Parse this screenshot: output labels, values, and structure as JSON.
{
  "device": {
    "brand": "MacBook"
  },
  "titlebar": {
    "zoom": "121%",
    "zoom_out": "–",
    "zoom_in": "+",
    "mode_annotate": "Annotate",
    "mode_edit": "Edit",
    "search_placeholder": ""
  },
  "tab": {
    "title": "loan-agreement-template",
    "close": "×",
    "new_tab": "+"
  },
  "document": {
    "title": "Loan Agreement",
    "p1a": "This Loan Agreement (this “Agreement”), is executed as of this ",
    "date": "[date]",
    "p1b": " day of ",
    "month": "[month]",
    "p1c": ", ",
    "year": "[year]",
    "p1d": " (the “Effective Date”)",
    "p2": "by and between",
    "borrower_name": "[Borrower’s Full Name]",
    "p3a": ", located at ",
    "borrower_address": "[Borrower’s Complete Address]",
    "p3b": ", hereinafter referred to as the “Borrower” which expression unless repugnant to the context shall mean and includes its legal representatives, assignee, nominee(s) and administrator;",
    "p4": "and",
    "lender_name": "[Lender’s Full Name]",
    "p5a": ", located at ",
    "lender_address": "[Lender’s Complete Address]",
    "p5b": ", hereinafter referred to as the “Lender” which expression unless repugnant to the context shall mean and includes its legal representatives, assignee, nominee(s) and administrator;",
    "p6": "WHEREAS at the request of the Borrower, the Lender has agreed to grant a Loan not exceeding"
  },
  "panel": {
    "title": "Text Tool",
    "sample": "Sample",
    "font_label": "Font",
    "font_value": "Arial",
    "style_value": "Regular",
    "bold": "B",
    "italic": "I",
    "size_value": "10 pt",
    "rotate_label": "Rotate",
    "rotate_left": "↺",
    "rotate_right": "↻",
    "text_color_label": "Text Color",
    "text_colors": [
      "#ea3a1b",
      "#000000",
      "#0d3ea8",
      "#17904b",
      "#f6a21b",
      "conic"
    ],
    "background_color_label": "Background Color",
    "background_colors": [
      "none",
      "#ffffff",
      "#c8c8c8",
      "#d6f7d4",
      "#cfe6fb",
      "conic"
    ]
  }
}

————

TO DO: Return all of the data exactly as it reads.

WRITTEN SOLUTION:
Parse this screenshot: output labels, values, and structure as JSON.
{
  "device": {
    "brand": "MacBook"
  },
  "titlebar": {
    "zoom": "121%",
    "zoom_out": "–",
    "zoom_in": "+",
    "mode_annotate": "Annotate",
    "mode_edit": "Edit",
    "search_placeholder": ""
  },
  "tab": {
    "title": "loan-agreement-template",
    "close": "×",
    "new_tab": "+"
  },
  "document": {
    "title": "Loan Agreement",
    "p1a": "This Loan Agreement (this “Agreement”), is executed as of this ",
    "date": "[date]",
    "p1b": " day of ",
    "month": "[month]",
    "p1c": ", ",
    "year": "[year]",
    "p1d": " (the “Effective Date”)",
    "p2": "by and between",
    "borrower_name": "[Borrower’s Full Name]",
    "p3a": ", located at ",
    "borrower_address": "[Borrower’s Complete Address]",
    "p3b": ", hereinafter referred to as the “Borrower” which expression unless repugnant to the context shall mean and includes its legal representatives, assignee, nominee(s) and administrator;",
    "p4": "and",
    "lender_name": "[Lender’s Full Name]",
    "p5a": ", located at ",
    "lender_address": "[Lender’s Complete Address]",
    "p5b": ", hereinafter referred to as the “Lender” which expression unless repugnant to the context shall mean and includes its legal representatives, assignee, nominee(s) and administrator;",
    "p6": "WHEREAS at the request of the Borrower, the Lender has agreed to grant a Loan not exceeding"
  },
  "panel": {
    "title": "Text Tool",
    "sample": "Sample",
    "font_label": "Font",
    "font_value": "Arial",
    "style_value": "Regular",
    "bold": "B",
    "italic": "I",
    "size_value": "10 pt",
    "rotate_label": "Rotate",
    "rotate_left": "↺",
    "rotate_right": "↻",
    "text_color_label": "Text Color",
    "text_colors": [
      "#ea3a1b",
      "#000000",
      "#0d3ea8",
      "#17904b",
      "#f6a21b",
      "conic"
    ],
    "background_color_label": "Background Color",
    "background_colors": [
      "none",
      "#ffffff",
      "#c8c8c8",
      "#d6f7d4",
      "#cfe6fb",
      "conic"
    ]
  }
}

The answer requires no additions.